## PROBLEM STATEMENT
Examine the material below. Gather every line in which the string "reaction" appears.

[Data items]

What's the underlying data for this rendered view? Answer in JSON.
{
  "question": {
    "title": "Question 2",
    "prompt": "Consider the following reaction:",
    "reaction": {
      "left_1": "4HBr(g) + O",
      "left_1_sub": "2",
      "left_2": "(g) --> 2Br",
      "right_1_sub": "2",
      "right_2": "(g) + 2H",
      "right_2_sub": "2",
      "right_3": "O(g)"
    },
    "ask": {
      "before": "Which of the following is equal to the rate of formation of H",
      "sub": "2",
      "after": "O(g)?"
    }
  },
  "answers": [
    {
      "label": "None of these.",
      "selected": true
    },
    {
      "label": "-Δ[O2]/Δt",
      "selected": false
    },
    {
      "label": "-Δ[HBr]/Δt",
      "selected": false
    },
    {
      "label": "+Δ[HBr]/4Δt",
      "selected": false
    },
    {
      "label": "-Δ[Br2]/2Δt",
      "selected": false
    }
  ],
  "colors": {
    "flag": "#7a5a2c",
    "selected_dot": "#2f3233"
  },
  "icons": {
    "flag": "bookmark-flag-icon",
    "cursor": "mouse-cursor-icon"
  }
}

==

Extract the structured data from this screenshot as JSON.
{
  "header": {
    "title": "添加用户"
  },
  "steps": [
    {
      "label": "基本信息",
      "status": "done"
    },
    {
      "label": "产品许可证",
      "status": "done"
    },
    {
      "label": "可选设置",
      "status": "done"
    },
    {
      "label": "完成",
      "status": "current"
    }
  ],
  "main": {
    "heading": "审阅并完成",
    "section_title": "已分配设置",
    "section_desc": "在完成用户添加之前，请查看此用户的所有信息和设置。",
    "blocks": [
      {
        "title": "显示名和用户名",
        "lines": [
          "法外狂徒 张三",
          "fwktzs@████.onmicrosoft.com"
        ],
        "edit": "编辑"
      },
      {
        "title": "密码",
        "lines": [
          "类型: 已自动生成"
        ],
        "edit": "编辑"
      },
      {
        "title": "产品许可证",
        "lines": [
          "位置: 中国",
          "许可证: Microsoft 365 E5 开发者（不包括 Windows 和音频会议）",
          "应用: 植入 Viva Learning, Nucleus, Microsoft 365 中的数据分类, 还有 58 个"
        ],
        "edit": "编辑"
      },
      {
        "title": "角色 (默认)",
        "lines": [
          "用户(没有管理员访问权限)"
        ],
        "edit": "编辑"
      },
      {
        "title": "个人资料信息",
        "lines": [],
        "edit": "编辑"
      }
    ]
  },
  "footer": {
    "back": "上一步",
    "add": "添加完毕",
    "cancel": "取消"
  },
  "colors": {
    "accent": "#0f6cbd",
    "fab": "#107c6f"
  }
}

## SOLUTION TO THIS EXERCISE
    "prompt": "Consider the following reaction:",
    "reaction": {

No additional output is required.